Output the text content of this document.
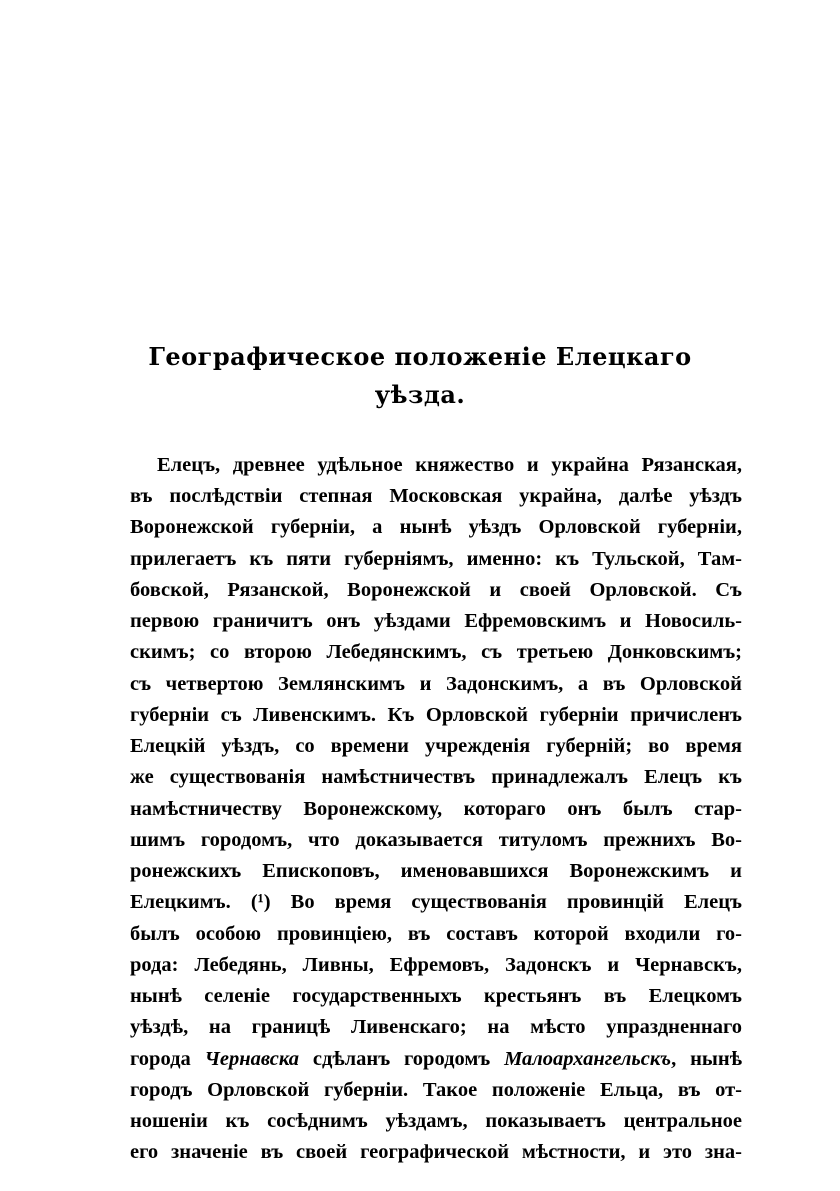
Географическое положеніе Елецкаго
уѣзда.
Елецъ, древнее удѣльное княжество и украйна Рязанская,
въ послѣдствіи степная Московская украйна, далѣе уѣздъ
Воронежской губерніи, а нынѣ уѣздъ Орловской губерніи,
прилегаетъ къ пяти губерніямъ, именно: къ Тульской, Там-
бовской, Рязанской, Воронежской и своей Орловской. Съ
первою граничитъ онъ уѣздами Ефремовскимъ и Новосиль-
скимъ; со второю Лебедянскимъ, съ третьею Донковскимъ;
съ четвертою Землянскимъ и Задонскимъ, а въ Орловской
губерніи съ Ливенскимъ. Къ Орловской губерніи причисленъ
Елецкій уѣздъ, со времени учрежденія губерній; во время
же существованія намѣстничествъ принадлежалъ Елецъ къ
намѣстничеству Воронежскому, котораго онъ былъ стар-
шимъ городомъ, что доказывается титуломъ прежнихъ Во-
ронежскихъ Епископовъ, именовавшихся Воронежскимъ и
Елецкимъ. (¹) Во время существованія провинцій Елецъ
былъ особою провинціею, въ составъ которой входили го-
рода: Лебедянь, Ливны, Ефремовъ, Задонскъ и Чернавскъ,
нынѣ селеніе государственныхъ крестьянъ въ Елецкомъ
уѣздѣ, на границѣ Ливенскаго; на мѣсто упраздненнаго
города Чернавска сдѣланъ городомъ Малоархангельскъ, нынѣ
городъ Орловской губерніи. Такое положеніе Ельца, въ от-
ношеніи къ сосѣднимъ уѣздамъ, показываетъ центральное
его значеніе въ своей географической мѣстности, и это зна-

--- WORK INSTRUCTIONS ---
Pictures stay out; reproduce every line of the records exactly.

--- COMPLETE OUTPUT ---
Output the text content of this document.
Географическое положеніе Елецкаго
уѣзда.
Елецъ, древнее удѣльное княжество и украйна Рязанская,
въ послѣдствіи степная Московская украйна, далѣе уѣздъ
Воронежской губерніи, а нынѣ уѣздъ Орловской губерніи,
прилегаетъ къ пяти губерніямъ, именно: къ Тульской, Там-
бовской, Рязанской, Воронежской и своей Орловской. Съ
первою граничитъ онъ уѣздами Ефремовскимъ и Новосиль-
скимъ; со второю Лебедянскимъ, съ третьею Донковскимъ;
съ четвертою Землянскимъ и Задонскимъ, а въ Орловской
губерніи съ Ливенскимъ. Къ Орловской губерніи причисленъ
Елецкій уѣздъ, со времени учрежденія губерній; во время
же существованія намѣстничествъ принадлежалъ Елецъ къ
намѣстничеству Воронежскому, котораго онъ былъ стар-
шимъ городомъ, что доказывается титуломъ прежнихъ Во-
ронежскихъ Епископовъ, именовавшихся Воронежскимъ и
Елецкимъ. (¹) Во время существованія провинцій Елецъ
былъ особою провинціею, въ составъ которой входили го-
рода: Лебедянь, Ливны, Ефремовъ, Задонскъ и Чернавскъ,
нынѣ селеніе государственныхъ крестьянъ въ Елецкомъ
уѣздѣ, на границѣ Ливенскаго; на мѣсто упраздненнаго
города Чернавска сдѣланъ городомъ Малоархангельскъ, нынѣ
городъ Орловской губерніи. Такое положеніе Ельца, въ от-
ношеніи къ сосѣднимъ уѣздамъ, показываетъ центральное
его значеніе въ своей географической мѣстности, и это зна-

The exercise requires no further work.